>> Start

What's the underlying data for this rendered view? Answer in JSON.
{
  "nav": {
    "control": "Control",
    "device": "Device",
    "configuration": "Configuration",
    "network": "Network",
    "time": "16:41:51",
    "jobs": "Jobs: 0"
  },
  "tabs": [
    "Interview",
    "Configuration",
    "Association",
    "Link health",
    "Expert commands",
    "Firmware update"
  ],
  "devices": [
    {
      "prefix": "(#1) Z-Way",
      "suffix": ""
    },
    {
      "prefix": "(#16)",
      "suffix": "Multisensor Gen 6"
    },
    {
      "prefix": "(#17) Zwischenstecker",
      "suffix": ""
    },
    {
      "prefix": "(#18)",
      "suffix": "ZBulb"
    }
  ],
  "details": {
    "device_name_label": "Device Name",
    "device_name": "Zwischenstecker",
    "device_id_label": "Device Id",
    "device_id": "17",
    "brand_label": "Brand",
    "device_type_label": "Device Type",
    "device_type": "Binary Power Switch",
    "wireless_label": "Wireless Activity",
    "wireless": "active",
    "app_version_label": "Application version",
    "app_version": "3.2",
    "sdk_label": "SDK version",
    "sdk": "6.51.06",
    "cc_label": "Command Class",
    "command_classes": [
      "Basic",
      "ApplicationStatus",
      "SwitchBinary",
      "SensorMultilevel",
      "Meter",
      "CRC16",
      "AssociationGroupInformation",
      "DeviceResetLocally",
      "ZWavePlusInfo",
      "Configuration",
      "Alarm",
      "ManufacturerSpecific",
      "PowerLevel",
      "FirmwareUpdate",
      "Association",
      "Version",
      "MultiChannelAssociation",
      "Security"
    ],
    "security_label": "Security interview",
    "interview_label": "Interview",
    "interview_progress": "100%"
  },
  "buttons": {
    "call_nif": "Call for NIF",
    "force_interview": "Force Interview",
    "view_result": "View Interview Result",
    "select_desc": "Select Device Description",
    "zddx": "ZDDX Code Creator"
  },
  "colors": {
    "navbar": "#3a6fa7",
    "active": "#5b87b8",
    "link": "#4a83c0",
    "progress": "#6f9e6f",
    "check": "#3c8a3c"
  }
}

>> End

> **What is required**: Give the entries once more, exactly as they appear.

> **Full answer**:
What's the underlying data for this rendered view? Answer in JSON.
{
  "nav": {
    "control": "Control",
    "device": "Device",
    "configuration": "Configuration",
    "network": "Network",
    "time": "16:41:51",
    "jobs": "Jobs: 0"
  },
  "tabs": [
    "Interview",
    "Configuration",
    "Association",
    "Link health",
    "Expert commands",
    "Firmware update"
  ],
  "devices": [
    {
      "prefix": "(#1) Z-Way",
      "suffix": ""
    },
    {
      "prefix": "(#16)",
      "suffix": "Multisensor Gen 6"
    },
    {
      "prefix": "(#17) Zwischenstecker",
      "suffix": ""
    },
    {
      "prefix": "(#18)",
      "suffix": "ZBulb"
    }
  ],
  "details": {
    "device_name_label": "Device Name",
    "device_name": "Zwischenstecker",
    "device_id_label": "Device Id",
    "device_id": "17",
    "brand_label": "Brand",
    "device_type_label": "Device Type",
    "device_type": "Binary Power Switch",
    "wireless_label": "Wireless Activity",
    "wireless": "active",
    "app_version_label": "Application version",
    "app_version": "3.2",
    "sdk_label": "SDK version",
    "sdk": "6.51.06",
    "cc_label": "Command Class",
    "command_classes": [
      "Basic",
      "ApplicationStatus",
      "SwitchBinary",
      "SensorMultilevel",
      "Meter",
      "CRC16",
      "AssociationGroupInformation",
      "DeviceResetLocally",
      "ZWavePlusInfo",
      "Configuration",
      "Alarm",
      "ManufacturerSpecific",
      "PowerLevel",
      "FirmwareUpdate",
      "Association",
      "Version",
      "MultiChannelAssociation",
      "Security"
    ],
    "security_label": "Security interview",
    "interview_label": "Interview",
    "interview_progress": "100%"
  },
  "buttons": {
    "call_nif": "Call for NIF",
    "force_interview": "Force Interview",
    "view_result": "View Interview Result",
    "select_desc": "Select Device Description",
    "zddx": "ZDDX Code Creator"
  },
  "colors": {
    "navbar": "#3a6fa7",
    "active": "#5b87b8",
    "link": "#4a83c0",
    "progress": "#6f9e6f",
    "check": "#3c8a3c"
  }
}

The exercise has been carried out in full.